_DIRECTIONS_
Only lines with the word "brands" are needed; collect each of them from the listing below.

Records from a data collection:
━━━━━━━━━━━━━━━━━━━━

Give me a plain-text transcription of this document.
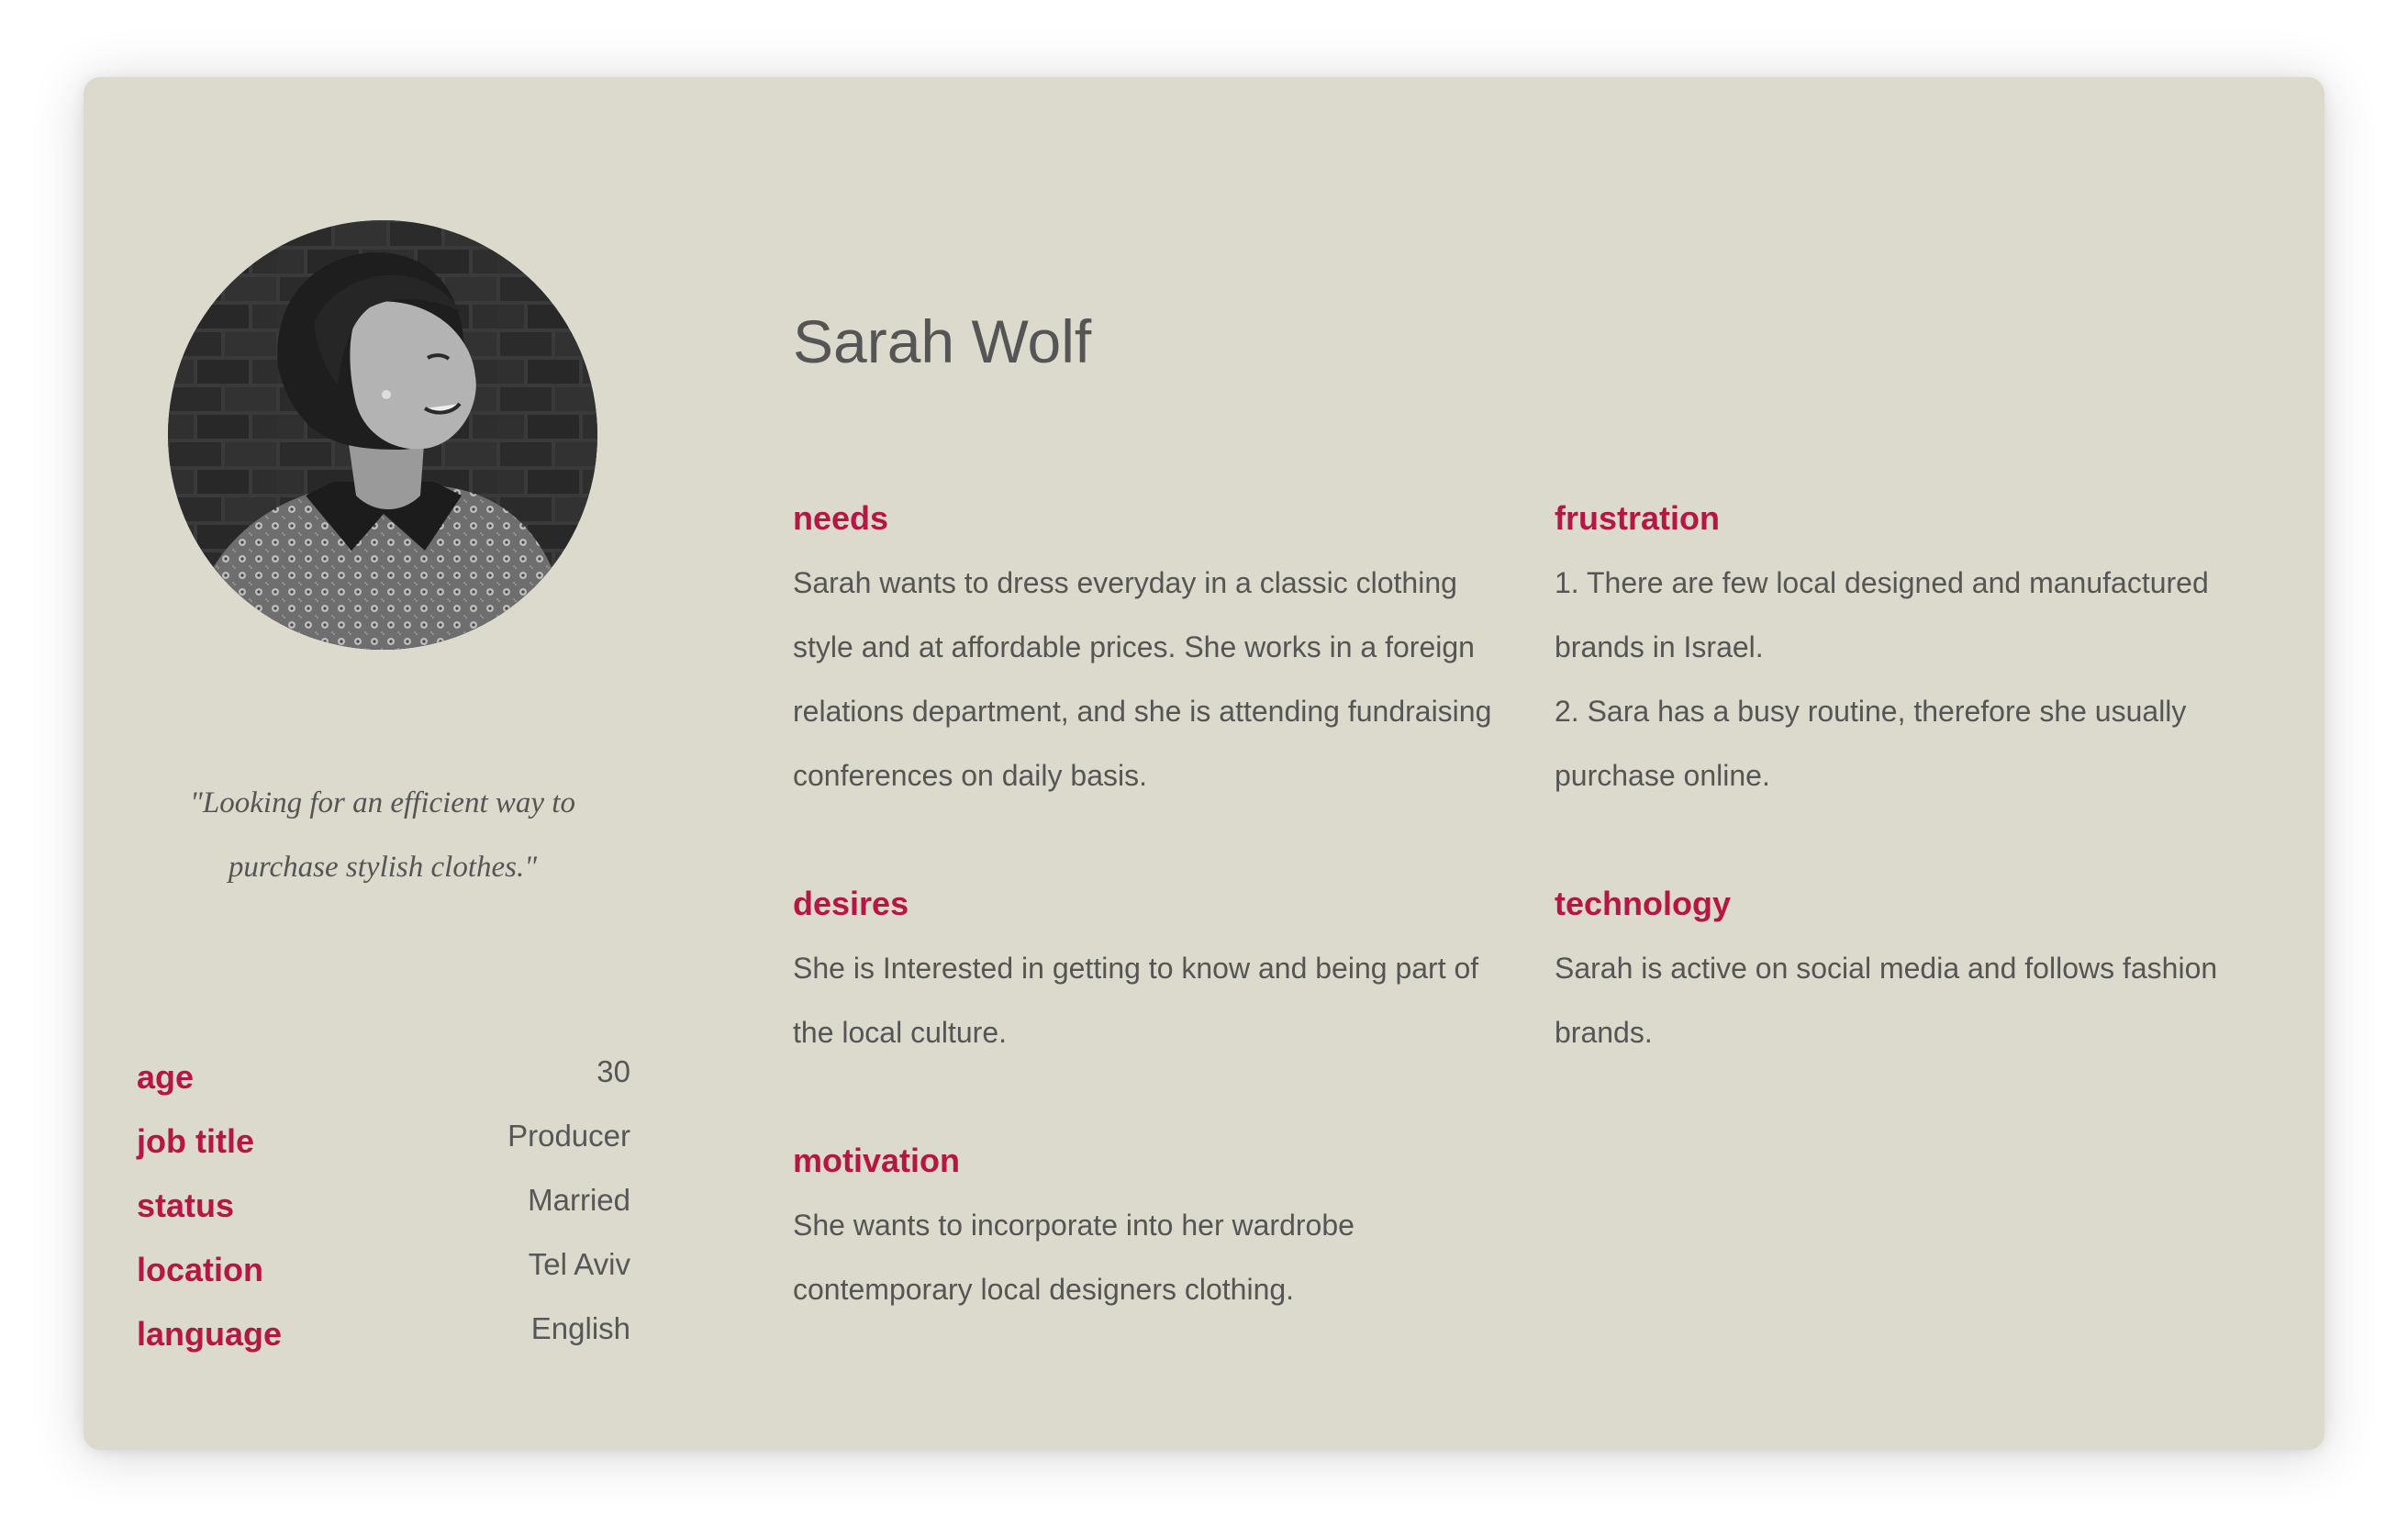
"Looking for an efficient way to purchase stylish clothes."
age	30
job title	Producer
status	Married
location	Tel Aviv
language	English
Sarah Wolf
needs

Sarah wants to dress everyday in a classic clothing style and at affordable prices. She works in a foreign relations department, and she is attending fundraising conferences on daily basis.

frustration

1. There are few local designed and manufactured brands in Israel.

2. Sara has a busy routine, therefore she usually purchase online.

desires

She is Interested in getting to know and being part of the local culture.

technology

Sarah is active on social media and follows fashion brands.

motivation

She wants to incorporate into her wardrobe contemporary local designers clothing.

━━━━━━━━━━━━━━━━━━━━

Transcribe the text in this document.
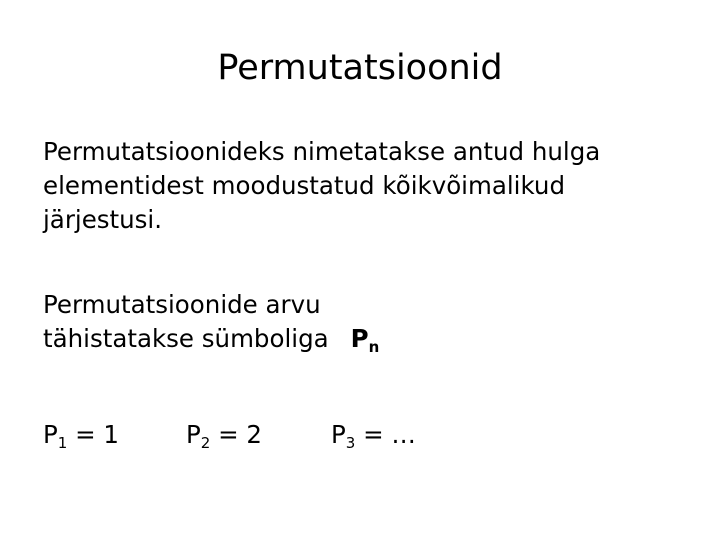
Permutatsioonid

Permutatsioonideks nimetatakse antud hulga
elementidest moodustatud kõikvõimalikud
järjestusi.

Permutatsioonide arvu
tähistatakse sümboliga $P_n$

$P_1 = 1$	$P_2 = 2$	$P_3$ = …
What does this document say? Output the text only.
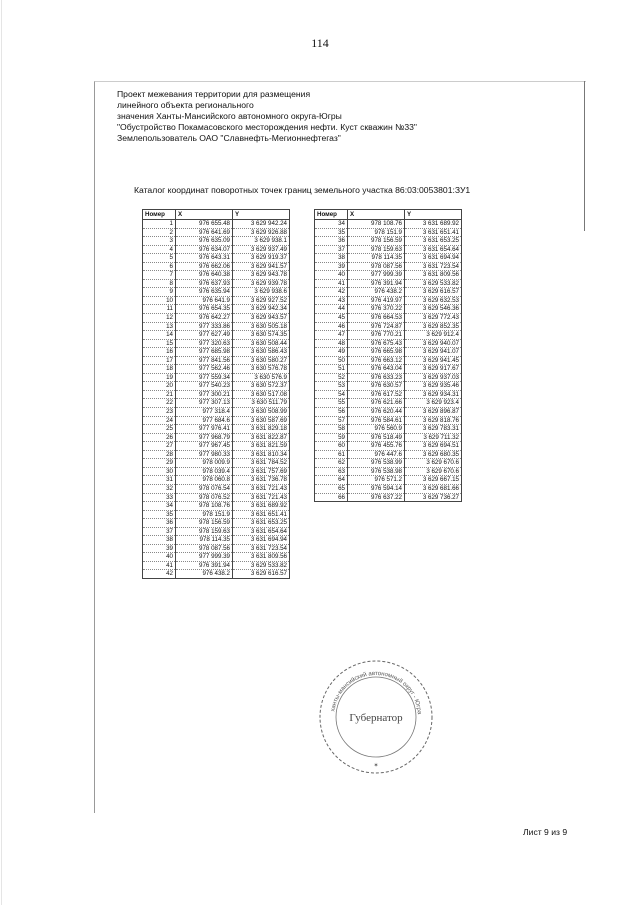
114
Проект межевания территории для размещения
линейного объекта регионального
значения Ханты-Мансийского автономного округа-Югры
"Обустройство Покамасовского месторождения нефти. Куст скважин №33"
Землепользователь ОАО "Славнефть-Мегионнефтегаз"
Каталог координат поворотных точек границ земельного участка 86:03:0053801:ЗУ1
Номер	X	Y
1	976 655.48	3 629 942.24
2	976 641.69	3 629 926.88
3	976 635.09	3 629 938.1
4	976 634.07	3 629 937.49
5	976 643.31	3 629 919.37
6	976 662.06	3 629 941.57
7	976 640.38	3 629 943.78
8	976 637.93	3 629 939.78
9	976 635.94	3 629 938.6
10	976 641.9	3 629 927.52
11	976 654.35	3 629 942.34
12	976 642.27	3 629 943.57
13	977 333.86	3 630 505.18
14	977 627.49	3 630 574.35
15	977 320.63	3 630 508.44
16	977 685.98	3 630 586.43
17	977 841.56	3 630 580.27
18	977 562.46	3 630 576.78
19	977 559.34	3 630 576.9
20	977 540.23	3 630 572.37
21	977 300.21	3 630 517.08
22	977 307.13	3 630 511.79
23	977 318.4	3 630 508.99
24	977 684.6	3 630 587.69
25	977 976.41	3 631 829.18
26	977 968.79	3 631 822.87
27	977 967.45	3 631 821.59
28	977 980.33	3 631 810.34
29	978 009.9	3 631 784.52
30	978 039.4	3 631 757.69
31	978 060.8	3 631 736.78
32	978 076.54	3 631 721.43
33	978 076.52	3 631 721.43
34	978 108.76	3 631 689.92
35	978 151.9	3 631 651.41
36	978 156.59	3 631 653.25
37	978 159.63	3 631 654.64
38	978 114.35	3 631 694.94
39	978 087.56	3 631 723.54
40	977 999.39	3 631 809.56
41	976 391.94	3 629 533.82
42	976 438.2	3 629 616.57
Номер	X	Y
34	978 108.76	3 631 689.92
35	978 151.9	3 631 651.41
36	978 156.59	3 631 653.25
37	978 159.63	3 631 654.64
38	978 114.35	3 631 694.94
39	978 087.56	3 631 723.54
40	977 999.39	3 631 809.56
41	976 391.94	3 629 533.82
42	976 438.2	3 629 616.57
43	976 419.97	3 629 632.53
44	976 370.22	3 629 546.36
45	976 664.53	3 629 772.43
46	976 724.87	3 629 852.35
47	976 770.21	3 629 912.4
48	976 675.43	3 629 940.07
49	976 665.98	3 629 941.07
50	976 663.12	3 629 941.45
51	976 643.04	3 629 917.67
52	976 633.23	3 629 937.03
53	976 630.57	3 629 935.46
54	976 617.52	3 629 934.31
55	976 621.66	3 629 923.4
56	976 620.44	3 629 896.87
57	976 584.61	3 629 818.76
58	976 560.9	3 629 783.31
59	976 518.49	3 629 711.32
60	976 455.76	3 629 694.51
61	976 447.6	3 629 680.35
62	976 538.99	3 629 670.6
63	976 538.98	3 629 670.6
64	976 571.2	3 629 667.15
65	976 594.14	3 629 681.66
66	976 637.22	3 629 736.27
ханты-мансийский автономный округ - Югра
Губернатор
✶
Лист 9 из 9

━━━━━━━━━━━━━━━━━━━━

_WRITTEN SOLUTION_
1. There are few local designed and manufactured brands in Israel.
Sarah is active on social media and follows fashion brands.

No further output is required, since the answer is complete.